- _Objective_: Please list all lines of the material below in which the string "Growth" occurs.

+++

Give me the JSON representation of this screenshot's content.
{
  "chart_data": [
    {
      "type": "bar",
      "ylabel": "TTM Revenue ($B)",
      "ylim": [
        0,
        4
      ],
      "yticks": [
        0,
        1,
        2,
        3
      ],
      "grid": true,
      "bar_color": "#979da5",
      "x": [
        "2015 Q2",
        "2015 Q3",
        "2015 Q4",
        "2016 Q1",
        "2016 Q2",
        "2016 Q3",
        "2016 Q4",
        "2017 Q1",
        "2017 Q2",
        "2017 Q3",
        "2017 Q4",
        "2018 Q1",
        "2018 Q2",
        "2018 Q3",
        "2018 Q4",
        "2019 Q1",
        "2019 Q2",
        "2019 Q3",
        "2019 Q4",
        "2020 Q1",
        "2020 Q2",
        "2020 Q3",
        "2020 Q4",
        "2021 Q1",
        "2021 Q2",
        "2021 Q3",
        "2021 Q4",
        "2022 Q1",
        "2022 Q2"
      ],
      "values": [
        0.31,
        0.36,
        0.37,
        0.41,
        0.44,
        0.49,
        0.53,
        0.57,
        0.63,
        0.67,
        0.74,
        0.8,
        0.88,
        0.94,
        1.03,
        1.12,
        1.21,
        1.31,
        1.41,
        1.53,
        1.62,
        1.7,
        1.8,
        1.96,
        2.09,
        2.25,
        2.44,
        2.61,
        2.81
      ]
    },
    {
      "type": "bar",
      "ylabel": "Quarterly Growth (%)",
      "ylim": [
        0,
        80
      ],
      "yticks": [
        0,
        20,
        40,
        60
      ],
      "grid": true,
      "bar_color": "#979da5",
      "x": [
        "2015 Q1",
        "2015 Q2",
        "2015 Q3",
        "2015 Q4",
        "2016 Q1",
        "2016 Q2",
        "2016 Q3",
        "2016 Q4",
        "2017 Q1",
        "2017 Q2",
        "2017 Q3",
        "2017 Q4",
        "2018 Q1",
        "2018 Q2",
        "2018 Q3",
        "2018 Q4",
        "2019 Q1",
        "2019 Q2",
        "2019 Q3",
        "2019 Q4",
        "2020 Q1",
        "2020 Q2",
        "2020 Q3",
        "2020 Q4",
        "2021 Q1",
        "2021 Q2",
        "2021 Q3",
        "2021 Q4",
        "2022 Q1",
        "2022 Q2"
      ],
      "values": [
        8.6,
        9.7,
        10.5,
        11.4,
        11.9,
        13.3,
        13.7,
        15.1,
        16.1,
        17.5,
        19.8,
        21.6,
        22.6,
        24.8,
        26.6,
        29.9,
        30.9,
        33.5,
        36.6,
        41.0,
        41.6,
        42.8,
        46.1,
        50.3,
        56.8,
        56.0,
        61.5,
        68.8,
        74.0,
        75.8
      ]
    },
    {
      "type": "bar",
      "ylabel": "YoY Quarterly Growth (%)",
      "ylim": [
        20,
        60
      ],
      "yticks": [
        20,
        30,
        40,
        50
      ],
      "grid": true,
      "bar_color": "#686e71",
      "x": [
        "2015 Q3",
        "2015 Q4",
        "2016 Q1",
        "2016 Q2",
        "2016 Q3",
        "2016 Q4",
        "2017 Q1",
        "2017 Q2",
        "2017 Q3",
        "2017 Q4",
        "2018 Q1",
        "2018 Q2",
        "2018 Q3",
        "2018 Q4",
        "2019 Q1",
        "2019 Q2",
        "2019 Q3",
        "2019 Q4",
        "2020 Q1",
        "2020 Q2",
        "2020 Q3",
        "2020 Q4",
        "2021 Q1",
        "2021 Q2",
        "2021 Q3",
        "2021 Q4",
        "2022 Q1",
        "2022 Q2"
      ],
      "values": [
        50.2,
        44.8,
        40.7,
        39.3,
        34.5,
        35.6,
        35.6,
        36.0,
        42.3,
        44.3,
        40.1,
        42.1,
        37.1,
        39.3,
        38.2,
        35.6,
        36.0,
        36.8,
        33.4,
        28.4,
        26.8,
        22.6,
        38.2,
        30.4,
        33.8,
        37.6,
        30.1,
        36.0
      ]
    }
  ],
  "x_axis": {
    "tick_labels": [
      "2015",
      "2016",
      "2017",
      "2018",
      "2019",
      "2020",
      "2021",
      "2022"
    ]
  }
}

+++

- _Answer to the task_:
      "ylabel": "Quarterly Growth (%)",
      "ylabel": "YoY Quarterly Growth (%)",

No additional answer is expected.